## Objective
Go through the entries and say how many lines contain the string "Purchase". The number is the whole answer.

Start of Data provided

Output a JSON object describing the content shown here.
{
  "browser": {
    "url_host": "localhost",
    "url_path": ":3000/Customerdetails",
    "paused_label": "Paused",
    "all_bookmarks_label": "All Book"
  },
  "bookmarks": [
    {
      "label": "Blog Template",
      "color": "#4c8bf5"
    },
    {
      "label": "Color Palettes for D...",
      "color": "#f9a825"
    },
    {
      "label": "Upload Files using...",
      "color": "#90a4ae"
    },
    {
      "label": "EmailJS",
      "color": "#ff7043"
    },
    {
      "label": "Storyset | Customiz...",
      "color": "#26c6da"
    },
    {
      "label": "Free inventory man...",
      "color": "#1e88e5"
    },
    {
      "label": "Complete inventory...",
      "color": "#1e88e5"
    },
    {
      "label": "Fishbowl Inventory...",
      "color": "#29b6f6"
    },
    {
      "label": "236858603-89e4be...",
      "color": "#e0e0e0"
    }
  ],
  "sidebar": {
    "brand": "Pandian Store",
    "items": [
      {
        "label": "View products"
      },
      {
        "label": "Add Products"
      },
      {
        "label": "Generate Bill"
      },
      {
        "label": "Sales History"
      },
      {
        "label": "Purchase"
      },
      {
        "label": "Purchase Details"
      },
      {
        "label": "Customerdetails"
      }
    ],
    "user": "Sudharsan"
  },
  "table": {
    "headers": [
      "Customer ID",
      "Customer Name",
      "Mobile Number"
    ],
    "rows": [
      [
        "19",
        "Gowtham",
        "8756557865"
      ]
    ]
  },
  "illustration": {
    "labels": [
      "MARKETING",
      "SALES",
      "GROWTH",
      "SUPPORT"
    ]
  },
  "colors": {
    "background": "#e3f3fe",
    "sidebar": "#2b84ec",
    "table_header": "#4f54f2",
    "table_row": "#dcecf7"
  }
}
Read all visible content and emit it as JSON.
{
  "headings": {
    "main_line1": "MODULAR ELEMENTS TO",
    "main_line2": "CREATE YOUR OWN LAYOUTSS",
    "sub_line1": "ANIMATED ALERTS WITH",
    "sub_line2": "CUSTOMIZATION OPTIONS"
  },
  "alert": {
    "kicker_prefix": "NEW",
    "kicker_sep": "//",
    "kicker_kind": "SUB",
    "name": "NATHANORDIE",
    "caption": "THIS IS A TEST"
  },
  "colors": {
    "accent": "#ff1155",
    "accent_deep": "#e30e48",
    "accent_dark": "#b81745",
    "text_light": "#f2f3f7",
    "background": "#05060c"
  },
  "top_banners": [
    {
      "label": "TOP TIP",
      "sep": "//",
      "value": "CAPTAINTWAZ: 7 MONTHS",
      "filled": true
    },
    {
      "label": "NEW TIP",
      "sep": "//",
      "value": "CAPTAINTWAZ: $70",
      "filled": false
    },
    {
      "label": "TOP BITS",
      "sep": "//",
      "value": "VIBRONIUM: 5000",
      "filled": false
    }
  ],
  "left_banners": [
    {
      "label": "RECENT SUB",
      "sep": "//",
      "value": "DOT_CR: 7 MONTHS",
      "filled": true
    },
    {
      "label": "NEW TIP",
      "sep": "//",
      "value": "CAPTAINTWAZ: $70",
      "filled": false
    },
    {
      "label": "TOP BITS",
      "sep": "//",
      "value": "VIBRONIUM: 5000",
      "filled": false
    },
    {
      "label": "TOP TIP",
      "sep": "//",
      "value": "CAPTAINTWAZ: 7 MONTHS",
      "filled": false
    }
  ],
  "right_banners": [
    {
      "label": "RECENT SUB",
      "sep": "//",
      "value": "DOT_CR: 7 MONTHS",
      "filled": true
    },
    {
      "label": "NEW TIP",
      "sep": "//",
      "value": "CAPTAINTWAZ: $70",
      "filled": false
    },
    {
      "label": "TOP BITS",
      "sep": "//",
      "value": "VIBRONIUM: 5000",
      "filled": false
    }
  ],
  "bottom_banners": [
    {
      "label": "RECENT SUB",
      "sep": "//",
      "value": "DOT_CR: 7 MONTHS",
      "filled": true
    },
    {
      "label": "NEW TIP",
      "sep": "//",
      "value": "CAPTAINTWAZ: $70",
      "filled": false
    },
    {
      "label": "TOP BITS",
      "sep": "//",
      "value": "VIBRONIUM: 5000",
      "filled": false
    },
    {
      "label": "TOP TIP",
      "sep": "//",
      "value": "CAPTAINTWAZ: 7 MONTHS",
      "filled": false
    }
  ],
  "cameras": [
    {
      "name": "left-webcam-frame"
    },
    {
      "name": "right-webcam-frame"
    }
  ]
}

End of Data provided

## Task answer
2